## Text block
────────────────────────────────────────

War exists because evil exists. People act against others out of greed, lust, envy, desire for power, hate, so they go to war. Think Hitler, the personification of a warmonger in the past century. But wait, didn’t others rise up against Hitler and the Axis powers? Yes, they did.

The Allies mounted a concerted and remarkable effort involving hundreds of thousands of soldiers and sailors, eventually landing on the beaches of Normandy, D-Day, June 6, 1944, and pushed all the way to Berlin. Meanwhile, other Allied forces in 1942 began island-hopping, pushing back the Empire of Japan in the Pacific.

Why did the Allies fight? Did they want their young people to die in battle? Of course not. They fought because the evil that was presented to them would not stop and could not be stopped in any other way. Today, we thank God, and we thank both those who served and those who gave the last full measure of devotion for our freedom.

Back to the question: why is war sometimes necessary? Because evil exists.

God used war and warfare in the Old Testament to hold evil civilizations accountable, and he even used it to discipline his own children the Israelites.

In the New Testament, God said, “Let every person be subject to the governing authorities. For there is no authority except from God, and those that exist have been instituted by God. Therefore whoever resists the authorities resists what God has appointed, and those who resist will incur judgment. For rulers are not a terror to good conduct, but to bad. Would you have no fear of the one who is in authority? Then do what is good, and you will receive his approval, for he is God's servant for your good. But if you do wrong, be afraid, for he does not bear the sword in vain. For he is the servant of God, an avenger who carries out God's wrath on the wrongdoer” (Rom. 13:1-5).

While God clearly states that murder is a sin, nowhere in Scripture does God forbid self-defense or use of weapons or even warfare. War is never labeled immoral or ungodly. While Jesus taught love for enemies (Matt. 5:44), turning the other cheek (Matthew 5:39), and peacemaking (Matt. 5:9), and the Apostle Paul emphasized living at peace with everyone, as far as it depends on us (Rom. 12:18), Scripture does not forbid all war.

Diplomacy is a noble art. Wouldn’t we rather engage in strategic arms limitation talks with Russia than shoot at one another? But diplomacy works only when the sides are either exhausted by war or truly desire peaceful coexistence.

Arguments for ceasefires may be useful diplomacy and are not ipso facto naïve or wrong, but ceasefires agreements with governments and militaries driven by ideologies like Nazism and Hitler’s megalomania, or present-day Islamic jihadism, will not likely be fruitful.

This is one of the challenges in Western capitals. Western secular leaders do not now seem to comprehend the level of ideological religious extremism that hates, that celebrates not only the death of the enemy but welcomes their own death in the service of their fanaticism.

────────────────────────────────────────

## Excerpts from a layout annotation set
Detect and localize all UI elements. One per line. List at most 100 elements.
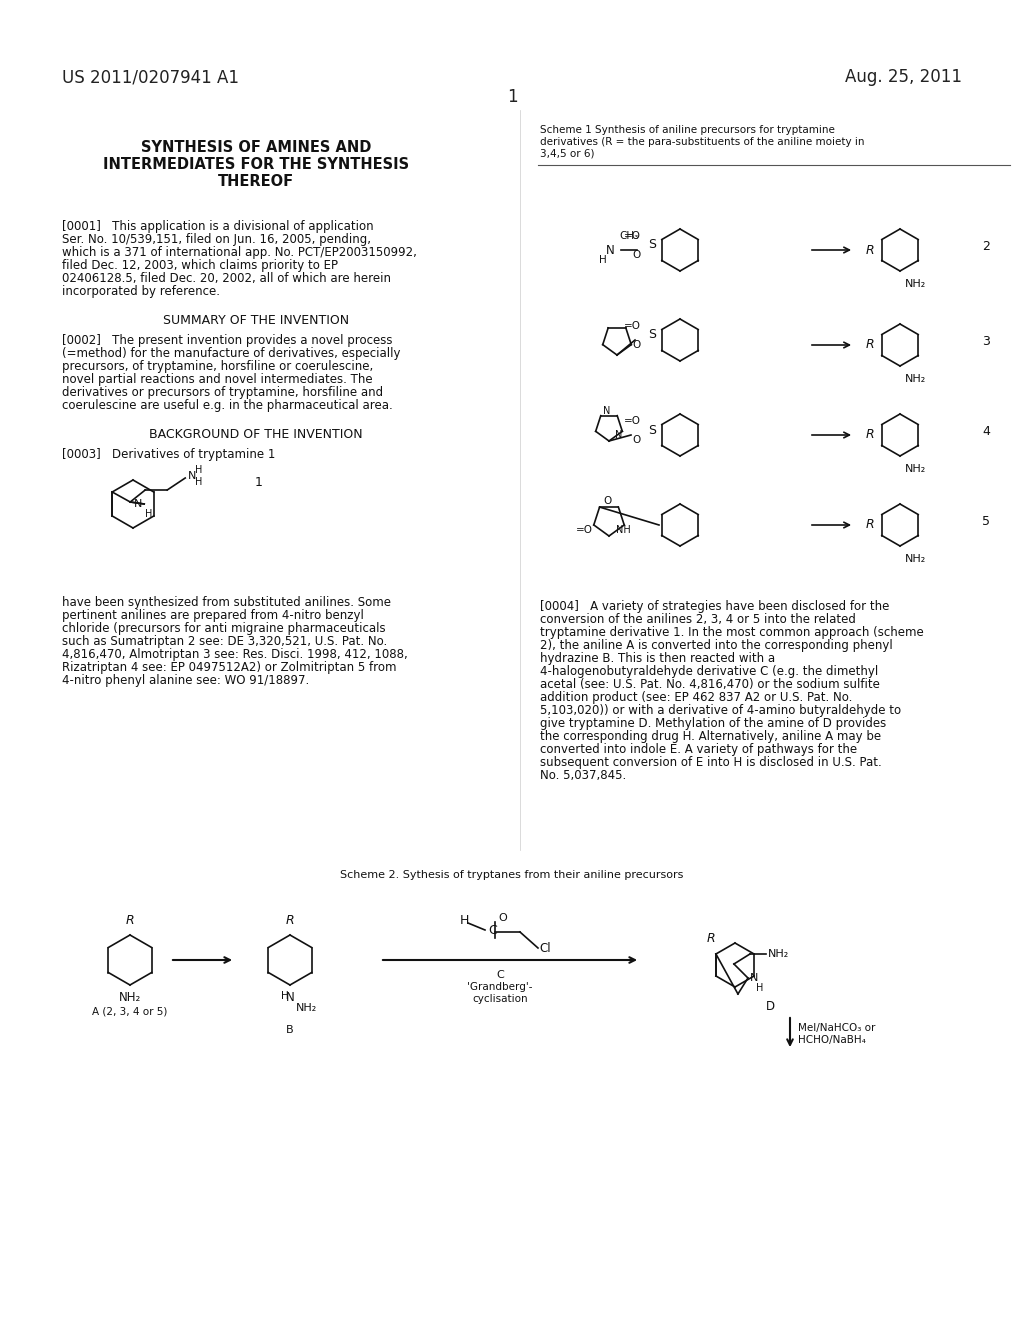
Text: N: N (286, 991, 294, 1005)
Text: NH₂: NH₂ (119, 991, 141, 1005)
Text: 1: 1 (507, 88, 517, 106)
Text: =O: =O (624, 231, 641, 242)
Text: cyclisation: cyclisation (472, 994, 527, 1005)
Text: C: C (496, 970, 504, 979)
Text: Ser. No. 10/539,151, filed on Jun. 16, 2005, pending,: Ser. No. 10/539,151, filed on Jun. 16, 2… (62, 234, 371, 246)
Text: N: N (615, 430, 623, 440)
Text: 3: 3 (982, 335, 990, 348)
Text: S: S (648, 329, 656, 342)
Text: N: N (134, 499, 142, 510)
Text: 4,816,470, Almotriptan 3 see: Res. Disci. 1998, 412, 1088,: 4,816,470, Almotriptan 3 see: Res. Disci… (62, 648, 408, 661)
Text: 2), the aniline A is converted into the corresponding phenyl: 2), the aniline A is converted into the … (540, 639, 893, 652)
Text: 2: 2 (982, 240, 990, 253)
Text: N: N (750, 973, 759, 983)
Text: hydrazine B. This is then reacted with a: hydrazine B. This is then reacted with a (540, 652, 775, 665)
Text: precursors, of tryptamine, horsfiline or coerulescine,: precursors, of tryptamine, horsfiline or… (62, 360, 374, 374)
Text: addition product (see: EP 462 837 A2 or U.S. Pat. No.: addition product (see: EP 462 837 A2 or … (540, 690, 852, 704)
Text: Aug. 25, 2011: Aug. 25, 2011 (845, 69, 962, 86)
Text: [0004]   A variety of strategies have been disclosed for the: [0004] A variety of strategies have been… (540, 601, 890, 612)
Text: R: R (865, 519, 874, 532)
Text: such as Sumatriptan 2 see: DE 3,320,521, U.S. Pat. No.: such as Sumatriptan 2 see: DE 3,320,521,… (62, 635, 387, 648)
Text: 5,103,020)) or with a derivative of 4-amino butyraldehyde to: 5,103,020)) or with a derivative of 4-am… (540, 704, 901, 717)
Text: H: H (196, 465, 203, 475)
Text: [0001]   This application is a divisional of application: [0001] This application is a divisional … (62, 220, 374, 234)
Text: NH₂: NH₂ (905, 374, 927, 384)
Text: R: R (865, 338, 874, 351)
Text: R: R (286, 913, 294, 927)
Text: NH₂: NH₂ (905, 279, 927, 289)
Text: INTERMEDIATES FOR THE SYNTHESIS: INTERMEDIATES FOR THE SYNTHESIS (103, 157, 409, 172)
Text: 4-nitro phenyl alanine see: WO 91/18897.: 4-nitro phenyl alanine see: WO 91/18897. (62, 675, 309, 686)
Text: NH₂: NH₂ (905, 465, 927, 474)
Text: 4-halogenobutyraldehyde derivative C (e.g. the dimethyl: 4-halogenobutyraldehyde derivative C (e.… (540, 665, 879, 678)
Text: subsequent conversion of E into H is disclosed in U.S. Pat.: subsequent conversion of E into H is dis… (540, 756, 882, 770)
Text: H: H (599, 255, 607, 265)
Text: R: R (707, 932, 715, 945)
Text: coerulescine are useful e.g. in the pharmaceutical area.: coerulescine are useful e.g. in the phar… (62, 399, 393, 412)
Text: S: S (648, 424, 656, 437)
Text: SUMMARY OF THE INVENTION: SUMMARY OF THE INVENTION (163, 314, 349, 327)
Text: derivatives or precursors of tryptamine, horsfiline and: derivatives or precursors of tryptamine,… (62, 385, 383, 399)
Text: conversion of the anilines 2, 3, 4 or 5 into the related: conversion of the anilines 2, 3, 4 or 5 … (540, 612, 856, 626)
Text: =O: =O (624, 321, 641, 331)
Text: Cl: Cl (539, 941, 551, 954)
Text: =O: =O (624, 416, 641, 426)
Text: Scheme 1 Synthesis of aniline precursors for tryptamine: Scheme 1 Synthesis of aniline precursors… (540, 125, 835, 135)
Text: O: O (633, 436, 641, 445)
Text: give tryptamine D. Methylation of the amine of D provides: give tryptamine D. Methylation of the am… (540, 717, 886, 730)
Text: R: R (865, 429, 874, 441)
Text: NH₂: NH₂ (905, 554, 927, 564)
Text: HCHO/NaBH₄: HCHO/NaBH₄ (798, 1035, 866, 1045)
Text: R: R (126, 913, 134, 927)
Text: 3,4,5 or 6): 3,4,5 or 6) (540, 149, 595, 158)
Text: 5: 5 (982, 515, 990, 528)
Text: MeI/NaHCO₃ or: MeI/NaHCO₃ or (798, 1023, 876, 1034)
Text: novel partial reactions and novel intermediates. The: novel partial reactions and novel interm… (62, 374, 373, 385)
Text: =O: =O (575, 525, 593, 535)
Text: incorporated by reference.: incorporated by reference. (62, 285, 220, 298)
Text: N: N (603, 407, 610, 416)
Text: [0003]   Derivatives of tryptamine 1: [0003] Derivatives of tryptamine 1 (62, 447, 275, 461)
Text: NH₂: NH₂ (768, 949, 790, 960)
Text: chloride (precursors for anti migraine pharmaceuticals: chloride (precursors for anti migraine p… (62, 622, 386, 635)
Text: A (2, 3, 4 or 5): A (2, 3, 4 or 5) (92, 1007, 168, 1016)
Text: H: H (196, 477, 203, 487)
Text: which is a 371 of international app. No. PCT/EP2003150992,: which is a 371 of international app. No.… (62, 246, 417, 259)
Text: THEREOF: THEREOF (218, 174, 294, 189)
Text: acetal (see: U.S. Pat. No. 4,816,470) or the sodium sulfite: acetal (see: U.S. Pat. No. 4,816,470) or… (540, 678, 880, 690)
Text: O: O (498, 913, 507, 923)
Text: NH: NH (615, 525, 631, 535)
Text: pertinent anilines are prepared from 4-nitro benzyl: pertinent anilines are prepared from 4-n… (62, 609, 364, 622)
Text: (=method) for the manufacture of derivatives, especially: (=method) for the manufacture of derivat… (62, 347, 400, 360)
Text: H: H (144, 510, 152, 519)
Text: SYNTHESIS OF AMINES AND: SYNTHESIS OF AMINES AND (141, 140, 371, 154)
Text: O: O (603, 496, 611, 506)
Text: 1: 1 (255, 477, 263, 488)
Text: Scheme 2. Sythesis of tryptanes from their aniline precursors: Scheme 2. Sythesis of tryptanes from the… (340, 870, 684, 880)
Text: BACKGROUND OF THE INVENTION: BACKGROUND OF THE INVENTION (150, 428, 362, 441)
Text: O: O (633, 249, 641, 260)
Text: C: C (488, 924, 497, 936)
Text: CH₃: CH₃ (618, 231, 638, 242)
Text: Rizatriptan 4 see: EP 0497512A2) or Zolmitriptan 5 from: Rizatriptan 4 see: EP 0497512A2) or Zolm… (62, 661, 396, 675)
Text: 'Grandberg'-: 'Grandberg'- (467, 982, 532, 993)
Text: tryptamine derivative 1. In the most common approach (scheme: tryptamine derivative 1. In the most com… (540, 626, 924, 639)
Text: 02406128.5, filed Dec. 20, 2002, all of which are herein: 02406128.5, filed Dec. 20, 2002, all of … (62, 272, 391, 285)
Text: No. 5,037,845.: No. 5,037,845. (540, 770, 627, 781)
Text: B: B (286, 1026, 294, 1035)
Text: filed Dec. 12, 2003, which claims priority to EP: filed Dec. 12, 2003, which claims priori… (62, 259, 338, 272)
Text: D: D (765, 1001, 774, 1012)
Text: O: O (633, 341, 641, 350)
Text: [0002]   The present invention provides a novel process: [0002] The present invention provides a … (62, 334, 392, 347)
Text: S: S (648, 239, 656, 252)
Text: NH₂: NH₂ (296, 1003, 317, 1012)
Text: N: N (188, 471, 197, 480)
Text: converted into indole E. A variety of pathways for the: converted into indole E. A variety of pa… (540, 743, 857, 756)
Text: the corresponding drug H. Alternatively, aniline A may be: the corresponding drug H. Alternatively,… (540, 730, 881, 743)
Text: N: N (606, 243, 615, 256)
Text: 4: 4 (982, 425, 990, 438)
Text: derivatives (R = the para-substituents of the aniline moiety in: derivatives (R = the para-substituents o… (540, 137, 864, 147)
Text: H: H (282, 991, 289, 1001)
Text: H: H (460, 913, 469, 927)
Text: US 2011/0207941 A1: US 2011/0207941 A1 (62, 69, 239, 86)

────────────────────────────────────────

## Requirements
1 > Quote the passage on war and evil, starting with "Back to the" and going on through "children the Israelites.".
2 > Extend the passage on war and evil, picking up right after its last sentence.
The lines have no connection to the passage on war and evil.

## Responses per task
1 >
Back to the question: why is war sometimes necessary? Because evil exists.

God used war and warfare in the Old Testament to hold evil civilizations accountable, and he even used it to discipline his own children the Israelites.

2 >
Extremist Islam is a culture of death. ISIS, al-Qaeda, Al-Shabaab, Boko Haram, Hezbollah, Houthis, and the Taliban are examples of groups associated with Islamic extremism and terrorism. These radicals are not interested in finding consensus, breaking bread and living happily ever after. They do not want peace; they want the annihilation of Israel. The Hamas charter says as much. Their drive is to exterminate Jews or the Great Satan America that they consider the dark oppressors of the world.

So, by noting the dark side of the jihadist extremists am I advocating war? No. But I recognize that in this fallen world, war is unavoidable, inevitable, and at times necessary to protect and preserve the lives, freedom, property, and well-being of innocent citizens. If you do not believe this, take some time to read world history.

In the late 1970s-early 1980s, during my days in graduate school studying political science our concern was what was then called “thermo-nuclear war.”

The primary foreign policy America pursued in this nuclear context is still called MAD, “Mutually Assured Destruction.” The assumption is if we build our devastative military power to a point, we can destroy the enemy and they’ve built theirs to a similar level, any use of nukes by them will result in use of nukes by us, or vice versa. Boom. Everyone is destroyed.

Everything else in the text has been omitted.